◆ **The request**
Quote every line as given.

═══

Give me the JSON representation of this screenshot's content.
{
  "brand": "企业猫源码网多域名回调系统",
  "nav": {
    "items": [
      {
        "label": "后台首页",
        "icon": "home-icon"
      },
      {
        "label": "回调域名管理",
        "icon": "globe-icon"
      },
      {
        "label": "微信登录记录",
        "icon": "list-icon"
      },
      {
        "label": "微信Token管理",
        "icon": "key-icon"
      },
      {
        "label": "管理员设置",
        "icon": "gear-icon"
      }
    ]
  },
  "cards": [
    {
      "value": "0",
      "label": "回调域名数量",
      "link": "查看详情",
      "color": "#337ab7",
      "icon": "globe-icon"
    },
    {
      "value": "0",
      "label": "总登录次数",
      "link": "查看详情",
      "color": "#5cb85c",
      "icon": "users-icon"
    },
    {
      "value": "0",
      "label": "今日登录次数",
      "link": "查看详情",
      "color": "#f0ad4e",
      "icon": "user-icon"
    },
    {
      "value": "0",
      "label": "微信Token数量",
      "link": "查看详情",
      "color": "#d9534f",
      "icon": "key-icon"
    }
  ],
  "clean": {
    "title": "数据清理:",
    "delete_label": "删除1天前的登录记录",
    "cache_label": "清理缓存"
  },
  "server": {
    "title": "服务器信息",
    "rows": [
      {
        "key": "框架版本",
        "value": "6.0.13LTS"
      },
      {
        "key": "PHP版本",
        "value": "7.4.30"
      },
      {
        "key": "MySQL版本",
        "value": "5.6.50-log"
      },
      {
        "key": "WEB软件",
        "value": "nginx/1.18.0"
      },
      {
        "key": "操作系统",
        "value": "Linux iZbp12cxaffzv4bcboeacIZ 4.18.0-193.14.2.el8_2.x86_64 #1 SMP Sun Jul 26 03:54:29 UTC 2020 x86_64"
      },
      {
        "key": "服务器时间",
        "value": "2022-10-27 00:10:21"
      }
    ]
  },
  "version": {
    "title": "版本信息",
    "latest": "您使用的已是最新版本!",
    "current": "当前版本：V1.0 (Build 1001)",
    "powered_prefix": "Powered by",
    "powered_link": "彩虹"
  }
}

═══

◆ **Final result**
Give me the JSON representation of this screenshot's content.
{
  "brand": "企业猫源码网多域名回调系统",
  "nav": {
    "items": [
      {
        "label": "后台首页",
        "icon": "home-icon"
      },
      {
        "label": "回调域名管理",
        "icon": "globe-icon"
      },
      {
        "label": "微信登录记录",
        "icon": "list-icon"
      },
      {
        "label": "微信Token管理",
        "icon": "key-icon"
      },
      {
        "label": "管理员设置",
        "icon": "gear-icon"
      }
    ]
  },
  "cards": [
    {
      "value": "0",
      "label": "回调域名数量",
      "link": "查看详情",
      "color": "#337ab7",
      "icon": "globe-icon"
    },
    {
      "value": "0",
      "label": "总登录次数",
      "link": "查看详情",
      "color": "#5cb85c",
      "icon": "users-icon"
    },
    {
      "value": "0",
      "label": "今日登录次数",
      "link": "查看详情",
      "color": "#f0ad4e",
      "icon": "user-icon"
    },
    {
      "value": "0",
      "label": "微信Token数量",
      "link": "查看详情",
      "color": "#d9534f",
      "icon": "key-icon"
    }
  ],
  "clean": {
    "title": "数据清理:",
    "delete_label": "删除1天前的登录记录",
    "cache_label": "清理缓存"
  },
  "server": {
    "title": "服务器信息",
    "rows": [
      {
        "key": "框架版本",
        "value": "6.0.13LTS"
      },
      {
        "key": "PHP版本",
        "value": "7.4.30"
      },
      {
        "key": "MySQL版本",
        "value": "5.6.50-log"
      },
      {
        "key": "WEB软件",
        "value": "nginx/1.18.0"
      },
      {
        "key": "操作系统",
        "value": "Linux iZbp12cxaffzv4bcboeacIZ 4.18.0-193.14.2.el8_2.x86_64 #1 SMP Sun Jul 26 03:54:29 UTC 2020 x86_64"
      },
      {
        "key": "服务器时间",
        "value": "2022-10-27 00:10:21"
      }
    ]
  },
  "version": {
    "title": "版本信息",
    "latest": "您使用的已是最新版本!",
    "current": "当前版本：V1.0 (Build 1001)",
    "powered_prefix": "Powered by",
    "powered_link": "彩虹"
  }
}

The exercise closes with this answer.